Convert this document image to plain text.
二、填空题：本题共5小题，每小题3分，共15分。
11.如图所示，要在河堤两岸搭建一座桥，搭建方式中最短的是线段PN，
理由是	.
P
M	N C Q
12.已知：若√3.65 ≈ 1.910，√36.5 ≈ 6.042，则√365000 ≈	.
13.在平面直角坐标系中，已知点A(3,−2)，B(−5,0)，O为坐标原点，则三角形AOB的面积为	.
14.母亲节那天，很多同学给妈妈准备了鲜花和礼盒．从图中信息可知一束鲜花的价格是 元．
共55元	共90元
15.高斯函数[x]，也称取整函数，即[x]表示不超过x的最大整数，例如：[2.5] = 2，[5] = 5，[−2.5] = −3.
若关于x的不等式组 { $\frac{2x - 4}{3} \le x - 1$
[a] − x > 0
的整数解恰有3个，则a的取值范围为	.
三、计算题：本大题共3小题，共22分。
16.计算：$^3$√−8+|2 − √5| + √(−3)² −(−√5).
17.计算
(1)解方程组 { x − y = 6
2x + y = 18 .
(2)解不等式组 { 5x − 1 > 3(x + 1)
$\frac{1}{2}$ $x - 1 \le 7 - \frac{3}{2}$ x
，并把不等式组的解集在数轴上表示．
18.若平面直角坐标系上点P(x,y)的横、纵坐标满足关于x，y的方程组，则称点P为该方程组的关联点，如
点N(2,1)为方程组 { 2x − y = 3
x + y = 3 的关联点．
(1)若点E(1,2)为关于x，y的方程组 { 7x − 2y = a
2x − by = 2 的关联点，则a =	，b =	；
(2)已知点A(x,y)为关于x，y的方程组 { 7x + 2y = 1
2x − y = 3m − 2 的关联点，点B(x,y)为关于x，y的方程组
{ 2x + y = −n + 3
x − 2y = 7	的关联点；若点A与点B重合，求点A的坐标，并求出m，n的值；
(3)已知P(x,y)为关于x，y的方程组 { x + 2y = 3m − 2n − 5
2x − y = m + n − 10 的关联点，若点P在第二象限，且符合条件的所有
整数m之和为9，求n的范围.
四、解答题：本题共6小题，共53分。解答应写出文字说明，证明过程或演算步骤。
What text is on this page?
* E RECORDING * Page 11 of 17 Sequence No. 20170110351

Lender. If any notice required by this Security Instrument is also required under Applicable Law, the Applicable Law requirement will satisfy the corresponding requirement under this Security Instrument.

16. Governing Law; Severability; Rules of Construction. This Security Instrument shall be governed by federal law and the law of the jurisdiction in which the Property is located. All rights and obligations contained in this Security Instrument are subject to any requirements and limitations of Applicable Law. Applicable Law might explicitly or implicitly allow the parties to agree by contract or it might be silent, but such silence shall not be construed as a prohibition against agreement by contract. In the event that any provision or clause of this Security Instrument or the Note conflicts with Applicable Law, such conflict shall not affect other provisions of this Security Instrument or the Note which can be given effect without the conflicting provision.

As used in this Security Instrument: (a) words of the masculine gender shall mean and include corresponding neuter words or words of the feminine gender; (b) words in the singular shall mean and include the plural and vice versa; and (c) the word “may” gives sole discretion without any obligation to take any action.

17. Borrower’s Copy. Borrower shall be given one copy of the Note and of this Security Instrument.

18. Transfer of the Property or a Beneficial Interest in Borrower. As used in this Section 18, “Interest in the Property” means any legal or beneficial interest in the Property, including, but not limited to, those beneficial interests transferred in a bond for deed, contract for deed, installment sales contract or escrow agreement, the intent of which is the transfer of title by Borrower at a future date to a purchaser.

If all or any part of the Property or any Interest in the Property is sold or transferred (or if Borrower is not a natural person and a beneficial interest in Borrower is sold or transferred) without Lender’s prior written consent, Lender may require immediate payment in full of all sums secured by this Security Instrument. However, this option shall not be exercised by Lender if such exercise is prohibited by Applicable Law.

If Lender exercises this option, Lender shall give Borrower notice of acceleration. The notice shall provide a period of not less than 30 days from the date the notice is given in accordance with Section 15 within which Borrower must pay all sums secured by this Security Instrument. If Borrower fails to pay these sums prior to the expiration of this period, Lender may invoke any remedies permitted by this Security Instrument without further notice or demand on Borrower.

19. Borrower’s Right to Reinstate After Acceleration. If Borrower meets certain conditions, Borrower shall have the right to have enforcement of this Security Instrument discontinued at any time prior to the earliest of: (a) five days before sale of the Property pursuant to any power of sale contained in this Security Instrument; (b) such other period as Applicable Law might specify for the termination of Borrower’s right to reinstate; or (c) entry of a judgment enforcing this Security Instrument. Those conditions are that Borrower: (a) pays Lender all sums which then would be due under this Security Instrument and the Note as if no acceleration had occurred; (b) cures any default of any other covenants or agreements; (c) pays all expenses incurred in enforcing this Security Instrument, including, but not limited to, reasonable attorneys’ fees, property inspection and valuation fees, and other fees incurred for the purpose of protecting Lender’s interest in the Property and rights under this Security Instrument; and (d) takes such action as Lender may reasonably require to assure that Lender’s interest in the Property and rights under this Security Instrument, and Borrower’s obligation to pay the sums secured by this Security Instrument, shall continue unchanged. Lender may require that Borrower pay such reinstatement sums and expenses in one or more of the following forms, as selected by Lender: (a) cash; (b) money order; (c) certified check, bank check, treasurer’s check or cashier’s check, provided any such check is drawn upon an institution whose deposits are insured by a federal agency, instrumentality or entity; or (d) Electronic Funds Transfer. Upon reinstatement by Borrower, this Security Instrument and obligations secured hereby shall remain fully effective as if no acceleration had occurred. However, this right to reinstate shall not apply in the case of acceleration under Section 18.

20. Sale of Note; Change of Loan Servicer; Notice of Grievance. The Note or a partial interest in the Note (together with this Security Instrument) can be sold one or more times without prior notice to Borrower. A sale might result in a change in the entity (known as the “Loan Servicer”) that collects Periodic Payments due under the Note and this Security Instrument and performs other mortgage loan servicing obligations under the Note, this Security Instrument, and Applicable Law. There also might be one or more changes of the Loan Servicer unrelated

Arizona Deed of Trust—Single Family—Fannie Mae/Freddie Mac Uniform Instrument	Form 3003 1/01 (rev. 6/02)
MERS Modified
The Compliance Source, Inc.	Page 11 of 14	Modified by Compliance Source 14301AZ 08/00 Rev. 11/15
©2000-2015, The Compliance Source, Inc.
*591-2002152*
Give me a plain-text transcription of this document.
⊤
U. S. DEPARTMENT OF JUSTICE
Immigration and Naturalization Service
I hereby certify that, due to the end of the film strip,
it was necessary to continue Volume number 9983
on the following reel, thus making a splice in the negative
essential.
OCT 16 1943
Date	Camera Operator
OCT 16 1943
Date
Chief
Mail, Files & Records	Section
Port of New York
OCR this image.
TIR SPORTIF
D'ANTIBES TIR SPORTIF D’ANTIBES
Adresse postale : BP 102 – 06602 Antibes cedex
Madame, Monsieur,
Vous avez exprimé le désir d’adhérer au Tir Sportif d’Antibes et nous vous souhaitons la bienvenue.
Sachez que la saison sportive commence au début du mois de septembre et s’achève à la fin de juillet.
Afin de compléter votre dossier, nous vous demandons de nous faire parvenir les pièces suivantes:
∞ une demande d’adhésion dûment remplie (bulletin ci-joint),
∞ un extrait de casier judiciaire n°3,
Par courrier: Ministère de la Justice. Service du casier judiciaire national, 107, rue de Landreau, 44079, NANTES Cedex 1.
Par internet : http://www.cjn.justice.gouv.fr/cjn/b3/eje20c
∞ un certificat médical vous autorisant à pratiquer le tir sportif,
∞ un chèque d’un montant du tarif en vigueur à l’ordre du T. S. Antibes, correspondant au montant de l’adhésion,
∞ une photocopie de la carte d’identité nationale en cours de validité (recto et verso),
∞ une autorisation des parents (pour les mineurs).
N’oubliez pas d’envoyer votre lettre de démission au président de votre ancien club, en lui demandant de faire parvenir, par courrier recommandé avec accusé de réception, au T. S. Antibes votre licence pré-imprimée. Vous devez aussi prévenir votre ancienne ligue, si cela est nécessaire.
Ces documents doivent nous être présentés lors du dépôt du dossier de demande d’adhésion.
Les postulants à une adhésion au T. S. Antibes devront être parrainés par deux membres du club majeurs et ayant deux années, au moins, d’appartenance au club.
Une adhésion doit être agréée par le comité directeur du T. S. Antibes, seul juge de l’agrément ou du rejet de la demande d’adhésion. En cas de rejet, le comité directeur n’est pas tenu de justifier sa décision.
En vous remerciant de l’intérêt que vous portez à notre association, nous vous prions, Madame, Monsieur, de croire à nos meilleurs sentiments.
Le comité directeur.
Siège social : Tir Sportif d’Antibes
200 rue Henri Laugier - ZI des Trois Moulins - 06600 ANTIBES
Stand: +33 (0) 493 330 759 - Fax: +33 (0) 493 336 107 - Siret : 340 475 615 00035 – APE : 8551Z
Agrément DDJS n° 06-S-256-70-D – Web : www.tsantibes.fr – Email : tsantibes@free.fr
======
Task prompt >> Using the entries above, return each line in which the word "beneficial" occurs.

Solved problem >>
18. Transfer of the Property or a Beneficial Interest in Borrower. As used in this Section 18, “Interest in the Property” means any legal or beneficial interest in the Property, including, but not limited to, those beneficial interests transferred in a bond for deed, contract for deed, installment sales contract or escrow agreement, the intent of which is the transfer of title by Borrower at a future date to a purchaser.
If all or any part of the Property or any Interest in the Property is sold or transferred (or if Borrower is not a natural person and a beneficial interest in Borrower is sold or transferred) without Lender’s prior written consent, Lender may require immediate payment in full of all sums secured by this Security Instrument. However, this option shall not be exercised by Lender if such exercise is prohibited by Applicable Law.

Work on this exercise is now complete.